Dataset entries
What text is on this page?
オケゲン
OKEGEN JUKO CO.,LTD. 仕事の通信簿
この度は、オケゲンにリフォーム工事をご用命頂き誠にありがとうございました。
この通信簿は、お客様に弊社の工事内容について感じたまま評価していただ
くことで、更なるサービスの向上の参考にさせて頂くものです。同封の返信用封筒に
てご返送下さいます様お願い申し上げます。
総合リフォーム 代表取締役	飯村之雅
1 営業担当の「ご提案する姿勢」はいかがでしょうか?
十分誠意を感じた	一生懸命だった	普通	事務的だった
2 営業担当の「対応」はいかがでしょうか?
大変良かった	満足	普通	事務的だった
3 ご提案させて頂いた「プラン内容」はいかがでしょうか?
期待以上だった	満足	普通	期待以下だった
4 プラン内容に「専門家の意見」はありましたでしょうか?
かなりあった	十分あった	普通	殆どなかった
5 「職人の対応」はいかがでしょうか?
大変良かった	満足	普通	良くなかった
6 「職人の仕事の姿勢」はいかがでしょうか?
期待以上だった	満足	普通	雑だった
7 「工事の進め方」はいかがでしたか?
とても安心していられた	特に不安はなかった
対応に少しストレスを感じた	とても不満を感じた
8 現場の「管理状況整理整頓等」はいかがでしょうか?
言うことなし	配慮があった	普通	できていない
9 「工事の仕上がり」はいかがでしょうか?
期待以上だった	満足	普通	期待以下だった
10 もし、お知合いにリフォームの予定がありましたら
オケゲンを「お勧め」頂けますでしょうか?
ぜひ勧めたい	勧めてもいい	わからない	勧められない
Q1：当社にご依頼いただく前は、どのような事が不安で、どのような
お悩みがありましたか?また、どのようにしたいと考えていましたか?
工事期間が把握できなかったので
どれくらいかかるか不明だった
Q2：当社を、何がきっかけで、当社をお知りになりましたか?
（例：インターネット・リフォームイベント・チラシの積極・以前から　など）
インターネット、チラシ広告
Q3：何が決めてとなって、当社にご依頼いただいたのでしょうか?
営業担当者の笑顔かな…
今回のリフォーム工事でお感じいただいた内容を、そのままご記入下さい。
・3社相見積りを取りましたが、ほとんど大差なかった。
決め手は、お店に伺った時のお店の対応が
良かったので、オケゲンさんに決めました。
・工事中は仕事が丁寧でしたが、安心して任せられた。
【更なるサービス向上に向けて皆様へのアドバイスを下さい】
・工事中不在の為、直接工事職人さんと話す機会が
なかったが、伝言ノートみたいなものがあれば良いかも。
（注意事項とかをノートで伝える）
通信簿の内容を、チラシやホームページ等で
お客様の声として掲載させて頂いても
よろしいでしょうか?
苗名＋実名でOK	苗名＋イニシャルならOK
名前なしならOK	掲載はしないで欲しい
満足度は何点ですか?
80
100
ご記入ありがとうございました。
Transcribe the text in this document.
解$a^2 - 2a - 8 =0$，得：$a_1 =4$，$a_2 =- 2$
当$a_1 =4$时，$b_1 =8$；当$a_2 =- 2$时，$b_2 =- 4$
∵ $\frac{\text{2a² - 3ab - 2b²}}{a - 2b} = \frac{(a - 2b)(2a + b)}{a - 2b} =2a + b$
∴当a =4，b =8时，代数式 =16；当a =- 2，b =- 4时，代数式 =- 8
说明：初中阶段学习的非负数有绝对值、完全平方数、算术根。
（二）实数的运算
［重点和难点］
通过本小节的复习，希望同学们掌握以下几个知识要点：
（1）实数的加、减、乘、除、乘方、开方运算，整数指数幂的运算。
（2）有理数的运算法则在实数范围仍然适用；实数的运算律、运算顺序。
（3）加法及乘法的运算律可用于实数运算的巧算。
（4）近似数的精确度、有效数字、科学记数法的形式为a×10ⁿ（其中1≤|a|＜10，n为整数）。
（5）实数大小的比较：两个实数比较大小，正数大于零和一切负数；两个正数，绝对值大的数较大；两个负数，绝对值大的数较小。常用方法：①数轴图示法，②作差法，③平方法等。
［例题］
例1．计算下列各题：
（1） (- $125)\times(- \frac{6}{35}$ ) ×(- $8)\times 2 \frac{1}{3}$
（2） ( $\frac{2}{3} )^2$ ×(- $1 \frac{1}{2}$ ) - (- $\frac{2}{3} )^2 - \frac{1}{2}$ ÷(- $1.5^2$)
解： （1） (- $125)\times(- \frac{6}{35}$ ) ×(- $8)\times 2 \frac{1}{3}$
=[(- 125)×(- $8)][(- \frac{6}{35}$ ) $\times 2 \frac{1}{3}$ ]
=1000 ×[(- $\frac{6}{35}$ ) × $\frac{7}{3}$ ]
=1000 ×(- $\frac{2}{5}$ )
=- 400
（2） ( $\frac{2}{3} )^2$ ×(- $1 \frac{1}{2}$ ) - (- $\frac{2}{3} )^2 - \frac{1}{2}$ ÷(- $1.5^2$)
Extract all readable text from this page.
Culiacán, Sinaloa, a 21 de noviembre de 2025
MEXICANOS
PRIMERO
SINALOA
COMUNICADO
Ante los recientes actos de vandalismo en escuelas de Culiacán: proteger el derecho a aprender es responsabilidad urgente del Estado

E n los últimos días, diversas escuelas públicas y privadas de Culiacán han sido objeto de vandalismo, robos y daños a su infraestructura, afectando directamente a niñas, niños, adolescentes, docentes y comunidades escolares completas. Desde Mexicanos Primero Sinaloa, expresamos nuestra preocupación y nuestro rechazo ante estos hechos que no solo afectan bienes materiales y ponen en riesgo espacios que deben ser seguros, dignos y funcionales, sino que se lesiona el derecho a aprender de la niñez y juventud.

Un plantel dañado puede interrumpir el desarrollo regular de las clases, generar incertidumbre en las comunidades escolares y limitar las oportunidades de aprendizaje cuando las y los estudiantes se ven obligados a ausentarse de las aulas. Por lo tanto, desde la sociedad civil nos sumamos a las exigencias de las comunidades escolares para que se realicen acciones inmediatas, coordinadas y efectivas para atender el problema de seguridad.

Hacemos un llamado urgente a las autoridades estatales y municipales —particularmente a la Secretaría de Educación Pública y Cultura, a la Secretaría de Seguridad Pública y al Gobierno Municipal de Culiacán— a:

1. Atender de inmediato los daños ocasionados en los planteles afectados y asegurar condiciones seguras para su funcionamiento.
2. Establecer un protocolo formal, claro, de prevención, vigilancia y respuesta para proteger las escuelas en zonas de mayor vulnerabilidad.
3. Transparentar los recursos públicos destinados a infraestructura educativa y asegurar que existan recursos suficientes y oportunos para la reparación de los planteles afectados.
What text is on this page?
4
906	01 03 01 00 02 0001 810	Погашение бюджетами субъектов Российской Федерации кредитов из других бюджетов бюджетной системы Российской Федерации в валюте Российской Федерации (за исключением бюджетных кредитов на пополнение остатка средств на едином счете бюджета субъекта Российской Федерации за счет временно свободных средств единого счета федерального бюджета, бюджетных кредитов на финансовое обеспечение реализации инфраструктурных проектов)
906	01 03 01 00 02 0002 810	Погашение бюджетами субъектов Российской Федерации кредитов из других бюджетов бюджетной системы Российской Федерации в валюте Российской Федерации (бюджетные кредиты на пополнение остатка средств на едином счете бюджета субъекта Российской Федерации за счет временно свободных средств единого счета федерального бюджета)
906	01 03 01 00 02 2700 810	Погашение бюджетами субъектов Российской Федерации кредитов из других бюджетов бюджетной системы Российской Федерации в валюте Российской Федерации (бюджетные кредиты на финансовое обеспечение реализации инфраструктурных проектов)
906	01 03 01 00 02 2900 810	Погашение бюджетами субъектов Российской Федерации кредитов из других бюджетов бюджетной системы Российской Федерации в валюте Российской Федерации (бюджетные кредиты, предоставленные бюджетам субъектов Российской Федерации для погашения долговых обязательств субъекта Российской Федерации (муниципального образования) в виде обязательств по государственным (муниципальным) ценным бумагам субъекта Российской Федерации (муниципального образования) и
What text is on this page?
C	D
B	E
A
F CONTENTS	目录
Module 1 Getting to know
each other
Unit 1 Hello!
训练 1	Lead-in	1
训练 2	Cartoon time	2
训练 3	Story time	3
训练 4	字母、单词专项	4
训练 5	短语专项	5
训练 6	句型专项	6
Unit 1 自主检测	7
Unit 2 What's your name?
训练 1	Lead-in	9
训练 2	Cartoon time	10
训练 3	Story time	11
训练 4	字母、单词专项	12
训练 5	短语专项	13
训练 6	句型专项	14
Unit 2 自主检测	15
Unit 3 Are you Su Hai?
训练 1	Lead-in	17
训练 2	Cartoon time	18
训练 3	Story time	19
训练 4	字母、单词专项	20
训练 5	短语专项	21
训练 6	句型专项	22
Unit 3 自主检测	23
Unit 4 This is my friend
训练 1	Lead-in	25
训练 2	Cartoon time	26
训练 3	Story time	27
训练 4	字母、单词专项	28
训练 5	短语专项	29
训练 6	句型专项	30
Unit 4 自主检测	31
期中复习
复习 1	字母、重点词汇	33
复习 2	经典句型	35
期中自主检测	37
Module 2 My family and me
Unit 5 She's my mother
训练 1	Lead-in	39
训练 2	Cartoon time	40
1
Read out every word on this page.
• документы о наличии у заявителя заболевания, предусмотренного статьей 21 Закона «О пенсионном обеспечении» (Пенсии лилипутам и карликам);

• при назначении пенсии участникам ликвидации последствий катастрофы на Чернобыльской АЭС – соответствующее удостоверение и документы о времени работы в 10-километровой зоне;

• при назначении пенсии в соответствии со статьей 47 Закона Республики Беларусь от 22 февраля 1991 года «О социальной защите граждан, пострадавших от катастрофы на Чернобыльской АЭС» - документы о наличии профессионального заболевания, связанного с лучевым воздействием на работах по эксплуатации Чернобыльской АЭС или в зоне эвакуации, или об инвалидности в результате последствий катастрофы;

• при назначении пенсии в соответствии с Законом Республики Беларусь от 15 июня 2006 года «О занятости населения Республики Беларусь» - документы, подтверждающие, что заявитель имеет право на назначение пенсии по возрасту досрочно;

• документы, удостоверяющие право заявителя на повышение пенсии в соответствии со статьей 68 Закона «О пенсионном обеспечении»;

Task requirements: From the records above, pull out every line containing the word "Cartoon".

Correct result:
训练 2	Cartoon time	2
训练 2	Cartoon time	10
训练 2	Cartoon time	18
训练 2	Cartoon time	26
训练 2	Cartoon time	40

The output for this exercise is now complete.